» Stored dataset items:

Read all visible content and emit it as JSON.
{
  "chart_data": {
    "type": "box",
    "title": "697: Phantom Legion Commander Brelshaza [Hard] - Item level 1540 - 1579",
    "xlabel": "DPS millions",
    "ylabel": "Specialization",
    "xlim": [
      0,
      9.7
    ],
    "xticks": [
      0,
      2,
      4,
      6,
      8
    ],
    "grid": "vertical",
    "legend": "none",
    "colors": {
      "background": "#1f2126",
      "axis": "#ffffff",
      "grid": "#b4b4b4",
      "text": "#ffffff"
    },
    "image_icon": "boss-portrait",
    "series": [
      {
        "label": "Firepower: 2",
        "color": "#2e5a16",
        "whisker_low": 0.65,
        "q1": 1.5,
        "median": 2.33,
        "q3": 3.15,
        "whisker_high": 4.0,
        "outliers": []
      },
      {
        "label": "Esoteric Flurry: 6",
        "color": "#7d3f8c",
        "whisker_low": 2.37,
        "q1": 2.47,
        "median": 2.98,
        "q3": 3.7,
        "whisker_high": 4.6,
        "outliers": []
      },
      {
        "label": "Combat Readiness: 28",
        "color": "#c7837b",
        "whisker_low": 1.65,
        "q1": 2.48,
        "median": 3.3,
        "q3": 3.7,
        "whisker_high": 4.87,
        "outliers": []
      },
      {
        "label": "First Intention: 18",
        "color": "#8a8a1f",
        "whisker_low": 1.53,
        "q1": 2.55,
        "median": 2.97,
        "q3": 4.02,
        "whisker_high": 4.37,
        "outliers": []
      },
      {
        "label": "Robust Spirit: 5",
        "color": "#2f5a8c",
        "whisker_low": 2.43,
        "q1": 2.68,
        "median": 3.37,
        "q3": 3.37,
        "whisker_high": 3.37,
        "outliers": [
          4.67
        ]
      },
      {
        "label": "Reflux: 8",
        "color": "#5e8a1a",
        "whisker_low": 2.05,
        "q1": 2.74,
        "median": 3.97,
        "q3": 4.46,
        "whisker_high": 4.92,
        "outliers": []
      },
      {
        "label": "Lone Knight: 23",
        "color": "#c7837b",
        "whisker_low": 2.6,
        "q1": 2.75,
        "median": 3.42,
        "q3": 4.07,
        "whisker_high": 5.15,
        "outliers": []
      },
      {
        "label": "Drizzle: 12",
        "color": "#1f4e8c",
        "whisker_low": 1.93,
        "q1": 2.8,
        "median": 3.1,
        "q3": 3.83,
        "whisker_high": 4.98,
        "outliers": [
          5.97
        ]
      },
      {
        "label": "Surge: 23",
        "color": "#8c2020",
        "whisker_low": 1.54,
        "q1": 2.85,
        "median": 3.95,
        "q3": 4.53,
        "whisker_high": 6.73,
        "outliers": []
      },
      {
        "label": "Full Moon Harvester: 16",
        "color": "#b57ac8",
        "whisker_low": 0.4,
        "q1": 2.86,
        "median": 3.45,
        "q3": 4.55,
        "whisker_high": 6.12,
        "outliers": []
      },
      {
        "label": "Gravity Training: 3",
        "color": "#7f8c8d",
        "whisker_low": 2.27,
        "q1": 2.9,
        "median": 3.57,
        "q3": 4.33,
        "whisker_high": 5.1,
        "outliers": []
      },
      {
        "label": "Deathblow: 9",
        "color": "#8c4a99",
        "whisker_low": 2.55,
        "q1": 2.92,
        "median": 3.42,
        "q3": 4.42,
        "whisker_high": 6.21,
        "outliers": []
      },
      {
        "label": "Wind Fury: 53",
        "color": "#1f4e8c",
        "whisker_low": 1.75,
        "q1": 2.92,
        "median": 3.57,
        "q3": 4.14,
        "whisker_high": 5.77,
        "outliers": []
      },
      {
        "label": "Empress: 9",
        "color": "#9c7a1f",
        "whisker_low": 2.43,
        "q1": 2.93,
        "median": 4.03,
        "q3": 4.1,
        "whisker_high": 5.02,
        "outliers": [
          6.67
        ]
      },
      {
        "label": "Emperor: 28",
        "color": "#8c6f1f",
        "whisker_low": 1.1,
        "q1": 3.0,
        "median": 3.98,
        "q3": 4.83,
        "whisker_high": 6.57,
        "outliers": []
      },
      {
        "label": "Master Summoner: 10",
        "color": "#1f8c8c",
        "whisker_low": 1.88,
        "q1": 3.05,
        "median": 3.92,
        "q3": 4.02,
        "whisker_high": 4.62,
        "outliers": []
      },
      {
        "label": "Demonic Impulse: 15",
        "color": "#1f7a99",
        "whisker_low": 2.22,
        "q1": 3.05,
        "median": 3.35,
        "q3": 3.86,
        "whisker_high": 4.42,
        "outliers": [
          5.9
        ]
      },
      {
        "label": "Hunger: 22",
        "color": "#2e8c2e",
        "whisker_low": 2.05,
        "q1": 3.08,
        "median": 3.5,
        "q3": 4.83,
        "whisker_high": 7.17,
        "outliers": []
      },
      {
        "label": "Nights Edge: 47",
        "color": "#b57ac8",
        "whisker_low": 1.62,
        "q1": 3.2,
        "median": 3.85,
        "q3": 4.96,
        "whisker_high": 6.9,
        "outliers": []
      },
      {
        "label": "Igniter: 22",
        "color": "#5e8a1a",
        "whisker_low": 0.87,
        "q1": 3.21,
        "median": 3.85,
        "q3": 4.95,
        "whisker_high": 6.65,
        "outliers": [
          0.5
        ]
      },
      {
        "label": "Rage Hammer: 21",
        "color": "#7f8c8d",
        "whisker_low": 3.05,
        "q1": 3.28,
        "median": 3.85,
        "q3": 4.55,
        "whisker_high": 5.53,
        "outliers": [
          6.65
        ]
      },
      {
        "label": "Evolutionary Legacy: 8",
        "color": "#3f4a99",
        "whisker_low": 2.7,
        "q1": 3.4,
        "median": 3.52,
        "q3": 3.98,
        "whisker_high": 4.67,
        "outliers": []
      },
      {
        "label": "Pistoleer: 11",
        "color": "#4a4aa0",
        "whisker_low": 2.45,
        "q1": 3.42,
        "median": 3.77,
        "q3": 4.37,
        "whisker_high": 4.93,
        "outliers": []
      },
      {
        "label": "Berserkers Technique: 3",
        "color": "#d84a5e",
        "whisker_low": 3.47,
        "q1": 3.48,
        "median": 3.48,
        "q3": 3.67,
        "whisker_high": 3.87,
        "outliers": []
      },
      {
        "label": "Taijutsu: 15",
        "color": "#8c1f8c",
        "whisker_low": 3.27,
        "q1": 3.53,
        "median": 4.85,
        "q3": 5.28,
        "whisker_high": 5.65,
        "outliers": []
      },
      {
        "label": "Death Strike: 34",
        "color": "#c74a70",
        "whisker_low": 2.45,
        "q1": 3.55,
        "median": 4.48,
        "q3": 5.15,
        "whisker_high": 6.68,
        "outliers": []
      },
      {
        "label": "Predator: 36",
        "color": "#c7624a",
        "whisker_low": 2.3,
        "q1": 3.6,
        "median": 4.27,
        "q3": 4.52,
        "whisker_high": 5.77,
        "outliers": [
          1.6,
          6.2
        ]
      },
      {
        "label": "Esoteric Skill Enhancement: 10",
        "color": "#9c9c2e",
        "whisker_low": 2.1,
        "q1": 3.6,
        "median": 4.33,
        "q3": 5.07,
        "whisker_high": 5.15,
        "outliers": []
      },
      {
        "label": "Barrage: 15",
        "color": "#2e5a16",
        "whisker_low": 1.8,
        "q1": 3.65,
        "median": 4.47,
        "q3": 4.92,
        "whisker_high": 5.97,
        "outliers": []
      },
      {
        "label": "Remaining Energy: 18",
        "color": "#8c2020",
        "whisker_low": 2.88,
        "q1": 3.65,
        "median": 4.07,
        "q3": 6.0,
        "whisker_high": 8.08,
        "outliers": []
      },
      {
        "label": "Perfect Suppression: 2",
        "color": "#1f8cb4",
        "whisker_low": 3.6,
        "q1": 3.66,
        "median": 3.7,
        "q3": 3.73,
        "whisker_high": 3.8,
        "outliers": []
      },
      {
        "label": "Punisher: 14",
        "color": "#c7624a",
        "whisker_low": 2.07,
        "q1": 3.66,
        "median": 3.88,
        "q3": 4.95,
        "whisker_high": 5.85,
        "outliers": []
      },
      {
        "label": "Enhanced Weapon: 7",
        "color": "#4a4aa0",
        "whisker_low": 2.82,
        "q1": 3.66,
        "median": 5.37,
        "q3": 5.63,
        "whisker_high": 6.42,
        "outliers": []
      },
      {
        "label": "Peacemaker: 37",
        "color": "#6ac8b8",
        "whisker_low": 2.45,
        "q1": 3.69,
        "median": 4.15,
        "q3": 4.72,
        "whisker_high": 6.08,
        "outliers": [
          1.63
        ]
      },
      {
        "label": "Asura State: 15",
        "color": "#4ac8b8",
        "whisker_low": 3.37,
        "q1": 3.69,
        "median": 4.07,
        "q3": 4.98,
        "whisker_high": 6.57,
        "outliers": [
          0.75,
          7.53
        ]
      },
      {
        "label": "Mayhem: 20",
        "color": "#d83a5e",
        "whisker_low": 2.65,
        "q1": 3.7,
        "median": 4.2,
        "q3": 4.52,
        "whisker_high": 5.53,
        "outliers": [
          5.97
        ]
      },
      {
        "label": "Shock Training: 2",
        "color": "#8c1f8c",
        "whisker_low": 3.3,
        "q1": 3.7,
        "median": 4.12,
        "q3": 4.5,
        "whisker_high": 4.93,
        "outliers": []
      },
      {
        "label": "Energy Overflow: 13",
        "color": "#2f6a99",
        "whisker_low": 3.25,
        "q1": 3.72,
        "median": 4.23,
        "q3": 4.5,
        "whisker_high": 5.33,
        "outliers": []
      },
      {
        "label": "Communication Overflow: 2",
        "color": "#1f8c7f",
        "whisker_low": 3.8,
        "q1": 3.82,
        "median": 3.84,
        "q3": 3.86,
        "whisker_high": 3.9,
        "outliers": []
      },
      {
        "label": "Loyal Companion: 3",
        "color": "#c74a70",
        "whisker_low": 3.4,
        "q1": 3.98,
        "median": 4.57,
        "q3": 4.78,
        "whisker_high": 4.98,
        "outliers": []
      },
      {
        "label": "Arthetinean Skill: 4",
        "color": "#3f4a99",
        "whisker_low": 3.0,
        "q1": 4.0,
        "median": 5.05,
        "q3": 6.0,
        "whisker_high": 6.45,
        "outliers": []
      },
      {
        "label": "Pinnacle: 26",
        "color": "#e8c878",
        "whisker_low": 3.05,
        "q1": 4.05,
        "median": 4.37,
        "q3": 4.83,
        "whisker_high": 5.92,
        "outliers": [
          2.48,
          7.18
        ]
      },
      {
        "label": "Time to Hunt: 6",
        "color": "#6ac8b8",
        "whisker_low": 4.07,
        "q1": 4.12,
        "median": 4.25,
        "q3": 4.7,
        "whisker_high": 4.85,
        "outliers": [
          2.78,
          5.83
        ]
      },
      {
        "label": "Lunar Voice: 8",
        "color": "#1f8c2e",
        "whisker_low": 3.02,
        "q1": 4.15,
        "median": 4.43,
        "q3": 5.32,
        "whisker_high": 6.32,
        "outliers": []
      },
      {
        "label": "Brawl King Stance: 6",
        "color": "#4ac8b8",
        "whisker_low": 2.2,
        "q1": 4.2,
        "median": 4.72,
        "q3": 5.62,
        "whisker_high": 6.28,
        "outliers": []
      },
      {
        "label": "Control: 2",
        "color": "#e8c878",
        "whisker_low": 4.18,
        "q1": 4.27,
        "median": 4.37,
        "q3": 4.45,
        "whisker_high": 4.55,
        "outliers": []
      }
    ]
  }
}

» EXERCISE INSTRUCTIONS: Of all the lines in the entries, how many contain the word "Skill"? Give only the number.

» REPLY TO THE TASK: 2